- _The request_:
Below are the records; locate each line with the word "JSON" and copy it.

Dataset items
^^^^^^^^

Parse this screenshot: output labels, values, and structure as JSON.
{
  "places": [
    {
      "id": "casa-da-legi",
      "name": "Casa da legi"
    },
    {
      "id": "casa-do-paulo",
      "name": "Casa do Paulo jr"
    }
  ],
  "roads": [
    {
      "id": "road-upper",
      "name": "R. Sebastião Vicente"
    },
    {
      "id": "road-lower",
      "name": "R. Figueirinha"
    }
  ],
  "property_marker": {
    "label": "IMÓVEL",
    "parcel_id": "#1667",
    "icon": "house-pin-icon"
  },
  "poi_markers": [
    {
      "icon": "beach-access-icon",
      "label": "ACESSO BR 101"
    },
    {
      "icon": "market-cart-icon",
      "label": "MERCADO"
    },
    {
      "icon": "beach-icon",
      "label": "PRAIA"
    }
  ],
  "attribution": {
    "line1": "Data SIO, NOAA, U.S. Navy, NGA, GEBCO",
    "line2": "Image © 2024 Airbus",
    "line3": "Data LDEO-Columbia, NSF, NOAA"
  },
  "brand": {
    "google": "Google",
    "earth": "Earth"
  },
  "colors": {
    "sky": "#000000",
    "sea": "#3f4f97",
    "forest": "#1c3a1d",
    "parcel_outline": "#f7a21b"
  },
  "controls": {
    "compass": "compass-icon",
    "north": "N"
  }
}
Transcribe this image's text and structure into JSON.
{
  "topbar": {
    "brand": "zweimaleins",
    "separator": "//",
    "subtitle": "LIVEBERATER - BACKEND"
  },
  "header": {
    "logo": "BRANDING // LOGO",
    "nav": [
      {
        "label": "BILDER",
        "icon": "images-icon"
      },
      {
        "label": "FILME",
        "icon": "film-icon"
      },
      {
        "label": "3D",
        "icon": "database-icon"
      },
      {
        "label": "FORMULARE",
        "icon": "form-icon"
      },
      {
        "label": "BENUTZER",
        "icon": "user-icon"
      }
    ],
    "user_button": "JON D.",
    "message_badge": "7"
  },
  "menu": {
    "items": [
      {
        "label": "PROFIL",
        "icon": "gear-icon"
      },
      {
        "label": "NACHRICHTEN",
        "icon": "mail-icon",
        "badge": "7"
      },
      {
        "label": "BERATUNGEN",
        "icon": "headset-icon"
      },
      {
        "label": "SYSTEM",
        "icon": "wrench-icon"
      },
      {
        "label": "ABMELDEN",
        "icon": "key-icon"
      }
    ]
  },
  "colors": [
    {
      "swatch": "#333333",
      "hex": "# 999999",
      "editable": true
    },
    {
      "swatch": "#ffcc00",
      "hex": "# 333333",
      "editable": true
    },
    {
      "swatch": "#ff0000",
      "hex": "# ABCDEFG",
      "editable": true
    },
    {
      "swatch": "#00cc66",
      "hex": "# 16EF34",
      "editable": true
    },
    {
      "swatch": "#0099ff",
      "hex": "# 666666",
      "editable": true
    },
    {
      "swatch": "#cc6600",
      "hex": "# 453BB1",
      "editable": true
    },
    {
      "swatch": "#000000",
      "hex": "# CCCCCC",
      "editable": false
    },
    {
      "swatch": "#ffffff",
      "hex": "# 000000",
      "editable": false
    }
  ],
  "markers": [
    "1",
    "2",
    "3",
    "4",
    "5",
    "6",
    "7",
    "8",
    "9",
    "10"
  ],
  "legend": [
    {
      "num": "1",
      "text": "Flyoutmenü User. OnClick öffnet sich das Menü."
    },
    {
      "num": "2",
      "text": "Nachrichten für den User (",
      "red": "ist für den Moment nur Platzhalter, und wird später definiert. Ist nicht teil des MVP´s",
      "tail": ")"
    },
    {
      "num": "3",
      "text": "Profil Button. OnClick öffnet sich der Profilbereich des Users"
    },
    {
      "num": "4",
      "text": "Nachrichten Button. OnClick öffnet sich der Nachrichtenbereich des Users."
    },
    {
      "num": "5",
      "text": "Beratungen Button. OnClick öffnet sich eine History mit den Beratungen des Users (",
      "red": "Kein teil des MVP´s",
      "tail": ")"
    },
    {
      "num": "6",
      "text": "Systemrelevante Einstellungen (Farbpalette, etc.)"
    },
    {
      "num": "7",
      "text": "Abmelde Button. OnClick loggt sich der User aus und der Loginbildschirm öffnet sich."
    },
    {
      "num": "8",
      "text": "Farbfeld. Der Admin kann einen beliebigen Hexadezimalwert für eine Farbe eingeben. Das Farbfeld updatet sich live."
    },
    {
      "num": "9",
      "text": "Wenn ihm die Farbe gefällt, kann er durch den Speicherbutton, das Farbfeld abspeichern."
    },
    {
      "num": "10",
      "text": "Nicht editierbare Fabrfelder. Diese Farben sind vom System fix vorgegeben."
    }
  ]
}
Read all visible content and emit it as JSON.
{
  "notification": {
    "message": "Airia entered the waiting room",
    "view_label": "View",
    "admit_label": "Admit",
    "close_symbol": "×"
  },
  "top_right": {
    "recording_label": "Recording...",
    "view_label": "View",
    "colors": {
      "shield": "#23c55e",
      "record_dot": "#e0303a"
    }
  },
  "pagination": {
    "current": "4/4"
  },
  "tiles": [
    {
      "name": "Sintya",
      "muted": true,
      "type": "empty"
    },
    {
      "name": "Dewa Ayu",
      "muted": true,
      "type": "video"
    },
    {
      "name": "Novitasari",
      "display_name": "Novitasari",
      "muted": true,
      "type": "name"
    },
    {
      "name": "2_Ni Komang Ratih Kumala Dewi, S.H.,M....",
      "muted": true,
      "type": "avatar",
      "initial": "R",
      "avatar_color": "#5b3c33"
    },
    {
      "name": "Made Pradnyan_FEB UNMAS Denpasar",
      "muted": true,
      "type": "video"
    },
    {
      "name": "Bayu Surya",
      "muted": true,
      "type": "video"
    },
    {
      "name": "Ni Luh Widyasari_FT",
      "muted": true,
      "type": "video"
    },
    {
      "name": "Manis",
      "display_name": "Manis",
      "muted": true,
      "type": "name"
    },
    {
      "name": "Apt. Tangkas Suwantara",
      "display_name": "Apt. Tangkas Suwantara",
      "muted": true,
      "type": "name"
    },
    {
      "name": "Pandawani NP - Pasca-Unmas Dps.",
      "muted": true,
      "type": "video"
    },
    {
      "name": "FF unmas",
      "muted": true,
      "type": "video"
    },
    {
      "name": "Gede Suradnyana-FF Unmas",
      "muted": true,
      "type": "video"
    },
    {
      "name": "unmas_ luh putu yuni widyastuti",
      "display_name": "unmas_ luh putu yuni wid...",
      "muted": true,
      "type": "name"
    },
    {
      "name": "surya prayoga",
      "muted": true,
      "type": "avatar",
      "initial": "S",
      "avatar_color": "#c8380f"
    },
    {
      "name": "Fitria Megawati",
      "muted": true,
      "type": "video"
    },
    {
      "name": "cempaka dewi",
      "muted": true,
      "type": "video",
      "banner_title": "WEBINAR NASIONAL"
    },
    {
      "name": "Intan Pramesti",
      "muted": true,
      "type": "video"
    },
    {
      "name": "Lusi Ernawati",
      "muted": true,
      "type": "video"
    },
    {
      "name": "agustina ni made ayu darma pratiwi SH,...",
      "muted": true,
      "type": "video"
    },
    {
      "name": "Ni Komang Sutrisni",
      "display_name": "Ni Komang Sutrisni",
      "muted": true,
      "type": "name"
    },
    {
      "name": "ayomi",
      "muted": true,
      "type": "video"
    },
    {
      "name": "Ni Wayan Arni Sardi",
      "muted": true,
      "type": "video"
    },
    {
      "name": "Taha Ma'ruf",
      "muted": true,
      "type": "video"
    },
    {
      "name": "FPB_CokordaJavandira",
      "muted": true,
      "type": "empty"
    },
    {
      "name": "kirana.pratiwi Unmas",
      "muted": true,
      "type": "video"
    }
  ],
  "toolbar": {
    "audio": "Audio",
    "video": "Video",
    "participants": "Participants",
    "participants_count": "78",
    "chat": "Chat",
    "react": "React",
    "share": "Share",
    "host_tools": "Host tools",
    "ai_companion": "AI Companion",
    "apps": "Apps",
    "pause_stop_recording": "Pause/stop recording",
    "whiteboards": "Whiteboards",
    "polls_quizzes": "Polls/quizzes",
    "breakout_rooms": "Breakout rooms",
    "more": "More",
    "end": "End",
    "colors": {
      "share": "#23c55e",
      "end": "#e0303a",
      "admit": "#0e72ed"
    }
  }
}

^^^^^^^^

- _Output below_:
Parse this screenshot: output labels, values, and structure as JSON.
Transcribe this image's text and structure into JSON.
Read all visible content and emit it as JSON.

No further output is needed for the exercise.